# [Supplied passage]
※ ※ ※
The article from Soledad Concha and María Jesús Espinosa is framed around a writing plan inspired by a community model of writing (Graham, 2018) implemented in Chilean classrooms. The results of an interpretive analysis (Dyson & Genishi, 2005) invite us to question the exclusive use of writing in the classroom as a test of school learning, with fixed and standardized structures, which students may master but do not necessarily feel part of. The intersubjective and inductive analysis of the experiences of Chilean students using writing journals at different school levels allows us to reclaim the potential of writing in school as a form of enjoyment, as well as a means of authentic expression, relief, motivation, and personal development.

The study by María Beatriz Taboada, from the National Scientific and Technical Research Council of Argentina (CONICET), gives a voice to secondary school teachers in Language and Literature. Based on a sociocultural framework and using a model of co-labor research (Gandulfo & Unamuno, 2020), Taboada assumes an ethnographic approach (Rockwell, 2009) to survey the tensions faced by teachers in advanced literacy using narratives, autoethnographies and field notes: between the social protagonism of writing and what is actually taught in school; between situated and schooled conceptions of writing; and between curricular objectives and pedagogical decisions. The article concludes by urging for agreements to align the conditions, practices and pedagogical decisions of teachers with institutional guidelines and complex, social and situated conceptions of writing.

The fourth article, by Laura Eisner from the National University of Río Negro, moves towards the context of an adult secondary school. The remarkable use of different forms of data collection let the author provide evidence on how teachers’ pedagogical decisions constitute agential action and critical questioning of hegemonic literacy regimes (Blommaert, 2005) in this kind of education. The study arrives at this and other valuable contributions using a thick description of literacy events (Dyson, 2013) to reconstruct the textual trajectories of a set of printed materials and understand their movements upon entering the classroom, particularly in the moments before and during the development of the class.

The fifth study, by Karen López, presents a design inspired by the principles of digital ethnography (Hine, 2015) that accompanies the everyday life of six first-year university students for 12 months. The contrast between vernacular and academic digital literacy practices lets us recognize young people as active writers and readers inside but also outside academia (Trigos-Carrillo, 2020). The identification of diverse practices in digital media, their forms of interaction, and the configuration of discursive identities online offers a rich basis for guiding pedagogical decisions that build bridges with repertoires of vernacular literacy and facilitate the transfer of these practices to academic contexts.
※ ※ ※
# [Direction A]
In the summary of writing research articles, explain what allowed Laura Eisner to provide evidence about teachers' pedagogical decisions.
# [Direction B]
From the summary of writing research articles, output the text between "The fourth article, by" and "of the class.", inclusive.
# [Direction C]
In the summary of writing research articles, how many students does Karen López's study accompany, and for how long?

# [Dataset excerpts]
※ ※ ※
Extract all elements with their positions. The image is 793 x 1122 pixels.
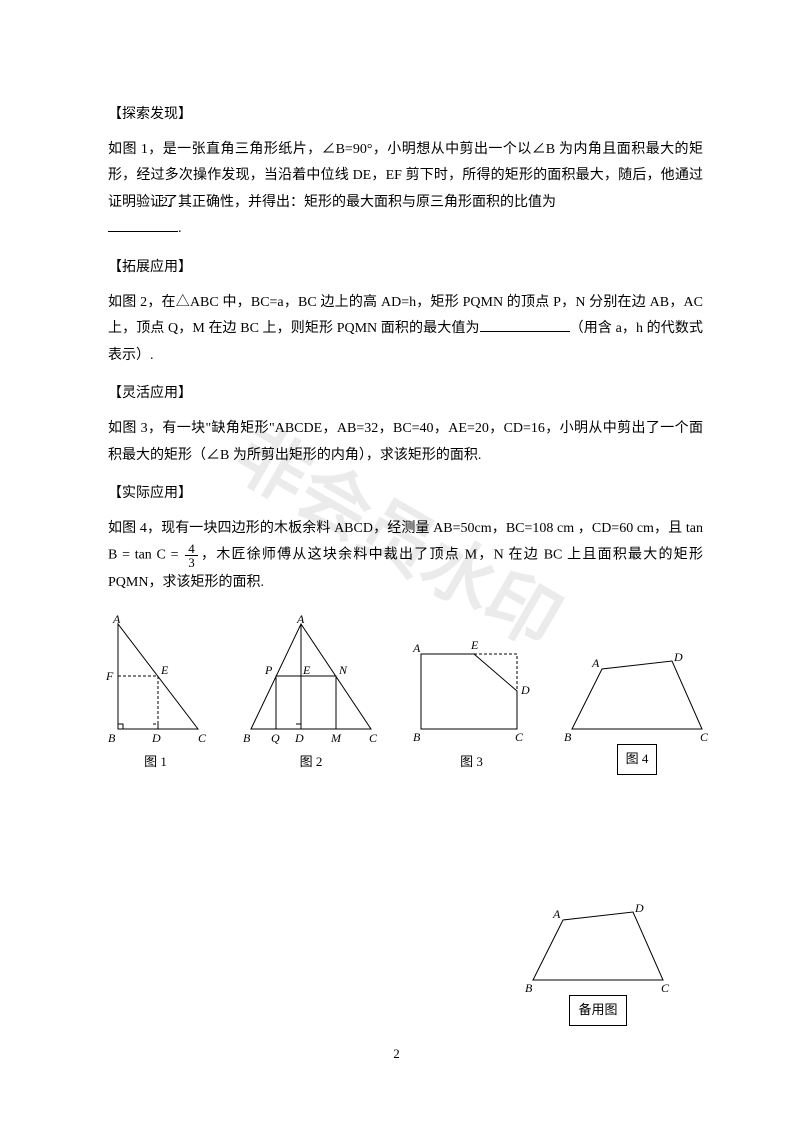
frac-denominator: 3 bbox=[185, 556, 198, 569]
figure-3-caption: 图 3 bbox=[409, 750, 534, 775]
problem-number: 2. bbox=[161, 190, 172, 217]
backup-caption: 备用图 bbox=[569, 995, 626, 1026]
fig2-label-C: C bbox=[369, 731, 378, 744]
backup-label-C: C bbox=[661, 981, 670, 995]
explore-paragraph: 如图 1，是一张直角三角形纸片，∠B=90°，小明想从中剪出一个以∠B 为内角且… bbox=[108, 137, 703, 243]
fig2-label-B: B bbox=[243, 731, 251, 744]
figure-1-caption: 图 1 bbox=[98, 750, 213, 775]
backup-label-D: D bbox=[634, 901, 644, 915]
backup-svg: A D B C bbox=[523, 900, 673, 995]
fig2-label-E: E bbox=[302, 663, 311, 677]
figure-2-caption: 图 2 bbox=[241, 750, 381, 775]
blank-1 bbox=[108, 218, 178, 232]
practical-paragraph: 如图 4，现有一块四边形的木板余料 ABCD，经测量 AB=50cm，BC=10… bbox=[108, 516, 703, 597]
fig1-label-B: B bbox=[108, 731, 116, 744]
backup-figure: A D B C 备用图 bbox=[523, 900, 673, 1026]
fig3-label-E: E bbox=[470, 638, 479, 652]
extend-paragraph: 如图 2，在△ABC 中，BC=a，BC 边上的高 AD=h，矩形 PQMN 的… bbox=[108, 290, 703, 370]
page-number: 2 bbox=[393, 1042, 400, 1067]
fig4-label-D: D bbox=[673, 650, 683, 664]
flexible-paragraph: 如图 3，有一块"缺角矩形"ABCDE，AB=32，BC=40，AE=20，CD… bbox=[108, 416, 703, 469]
fig3-label-A: A bbox=[412, 641, 421, 655]
fig1-label-D: D bbox=[151, 731, 161, 744]
fig3-label-C: C bbox=[515, 730, 524, 744]
fig2-label-P: P bbox=[264, 663, 273, 677]
explore-tail: . bbox=[178, 221, 182, 236]
fig4-label-B: B bbox=[564, 730, 572, 744]
frac-numerator: 4 bbox=[185, 542, 198, 556]
section-extend-title: 【拓展应用】 bbox=[108, 255, 703, 282]
fig1-label-E: E bbox=[160, 663, 169, 677]
fig1-label-C: C bbox=[198, 731, 207, 744]
fig1-label-F: F bbox=[105, 669, 114, 683]
fig4-label-C: C bbox=[700, 730, 709, 744]
fig2-label-Q: Q bbox=[271, 731, 280, 744]
blank-2 bbox=[480, 318, 570, 332]
practical-pre: 如图 4，现有一块四边形的木板余料 ABCD，经测量 AB=50cm，BC=10… bbox=[108, 521, 686, 536]
figure-4-caption: 图 4 bbox=[617, 744, 658, 775]
figure-3-svg: A E D B C bbox=[409, 634, 534, 744]
figure-1: A F E B D C 图 1 bbox=[98, 614, 213, 775]
figure-4-svg: A D B C bbox=[562, 649, 712, 744]
figure-1-svg: A F E B D C bbox=[98, 614, 213, 744]
fig3-label-B: B bbox=[413, 730, 421, 744]
figure-2-svg: A P E N B Q D M C bbox=[241, 614, 381, 744]
fraction-4-3: 43 bbox=[185, 542, 198, 569]
fig2-label-A: A bbox=[296, 614, 305, 626]
section-explore-title: 【探索发现】 bbox=[108, 102, 703, 129]
fig3-label-D: D bbox=[520, 683, 530, 697]
backup-label-B: B bbox=[525, 981, 533, 995]
figure-4: A D B C 图 4 bbox=[562, 649, 712, 775]
figures-row: A F E B D C 图 1 A bbox=[98, 614, 703, 775]
fig2-label-M: M bbox=[330, 731, 342, 744]
section-practical-title: 【实际应用】 bbox=[108, 481, 703, 508]
figure-3: A E D B C 图 3 bbox=[409, 634, 534, 775]
fig4-label-A: A bbox=[591, 656, 600, 670]
fig2-label-N: N bbox=[338, 663, 348, 677]
explore-text: 如图 1，是一张直角三角形纸片，∠B=90°，小明想从中剪出一个以∠B 为内角且… bbox=[108, 142, 703, 210]
section-flexible-title: 【灵活应用】 bbox=[108, 381, 703, 408]
fig2-label-D: D bbox=[294, 731, 304, 744]
backup-label-A: A bbox=[552, 907, 561, 921]
fig1-label-A: A bbox=[112, 614, 121, 626]
figure-2: A P E N B Q D M C 图 2 bbox=[241, 614, 381, 775]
※ ※ ※
# [Correct result A]
Her remarkable use of different forms of data collection let her provide evidence. With it she showed that teachers' pedagogical decisions constitute agential action and critical questioning of hegemonic literacy regimes in adult secondary education.

# [Correct result B]
The fourth article, by Laura Eisner from the National University of Río Negro, moves towards the context of an adult secondary school. The remarkable use of different forms of data collection let the author provide evidence on how teachers’ pedagogical decisions constitute agential action and critical questioning of hegemonic literacy regimes (Blommaert, 2005) in this kind of education. The study arrives at this and other valuable contributions using a thick description of literacy events (Dyson, 2013) to reconstruct the textual trajectories of a set of printed materials and understand their movements upon entering the classroom, particularly in the moments before and during the development of the class.

# [Correct result C]
Six first-year university students, for 12 months.